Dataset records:
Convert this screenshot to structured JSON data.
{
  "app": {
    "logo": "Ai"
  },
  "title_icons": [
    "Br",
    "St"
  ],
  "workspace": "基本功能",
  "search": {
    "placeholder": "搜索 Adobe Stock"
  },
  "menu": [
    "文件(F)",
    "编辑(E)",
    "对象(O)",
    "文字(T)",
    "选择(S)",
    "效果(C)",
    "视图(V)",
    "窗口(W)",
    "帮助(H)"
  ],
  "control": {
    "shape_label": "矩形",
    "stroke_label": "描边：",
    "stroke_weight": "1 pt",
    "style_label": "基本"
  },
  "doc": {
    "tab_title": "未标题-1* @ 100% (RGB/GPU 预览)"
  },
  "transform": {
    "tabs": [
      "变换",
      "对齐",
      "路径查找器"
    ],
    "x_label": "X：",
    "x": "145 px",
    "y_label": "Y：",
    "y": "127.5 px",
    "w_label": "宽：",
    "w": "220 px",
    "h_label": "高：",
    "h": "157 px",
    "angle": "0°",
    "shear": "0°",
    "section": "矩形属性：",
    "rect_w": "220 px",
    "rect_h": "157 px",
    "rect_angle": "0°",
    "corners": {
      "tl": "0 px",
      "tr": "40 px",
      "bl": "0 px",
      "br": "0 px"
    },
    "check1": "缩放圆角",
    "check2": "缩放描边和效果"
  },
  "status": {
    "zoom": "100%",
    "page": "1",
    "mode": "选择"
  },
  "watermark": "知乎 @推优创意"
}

● **Exercise objective**:
Quote all the records. Keep every word exact.

● **Solved exercise**:
Convert this screenshot to structured JSON data.
{
  "app": {
    "logo": "Ai"
  },
  "title_icons": [
    "Br",
    "St"
  ],
  "workspace": "基本功能",
  "search": {
    "placeholder": "搜索 Adobe Stock"
  },
  "menu": [
    "文件(F)",
    "编辑(E)",
    "对象(O)",
    "文字(T)",
    "选择(S)",
    "效果(C)",
    "视图(V)",
    "窗口(W)",
    "帮助(H)"
  ],
  "control": {
    "shape_label": "矩形",
    "stroke_label": "描边：",
    "stroke_weight": "1 pt",
    "style_label": "基本"
  },
  "doc": {
    "tab_title": "未标题-1* @ 100% (RGB/GPU 预览)"
  },
  "transform": {
    "tabs": [
      "变换",
      "对齐",
      "路径查找器"
    ],
    "x_label": "X：",
    "x": "145 px",
    "y_label": "Y：",
    "y": "127.5 px",
    "w_label": "宽：",
    "w": "220 px",
    "h_label": "高：",
    "h": "157 px",
    "angle": "0°",
    "shear": "0°",
    "section": "矩形属性：",
    "rect_w": "220 px",
    "rect_h": "157 px",
    "rect_angle": "0°",
    "corners": {
      "tl": "0 px",
      "tr": "40 px",
      "bl": "0 px",
      "br": "0 px"
    },
    "check1": "缩放圆角",
    "check2": "缩放描边和效果"
  },
  "status": {
    "zoom": "100%",
    "page": "1",
    "mode": "选择"
  },
  "watermark": "知乎 @推优创意"
}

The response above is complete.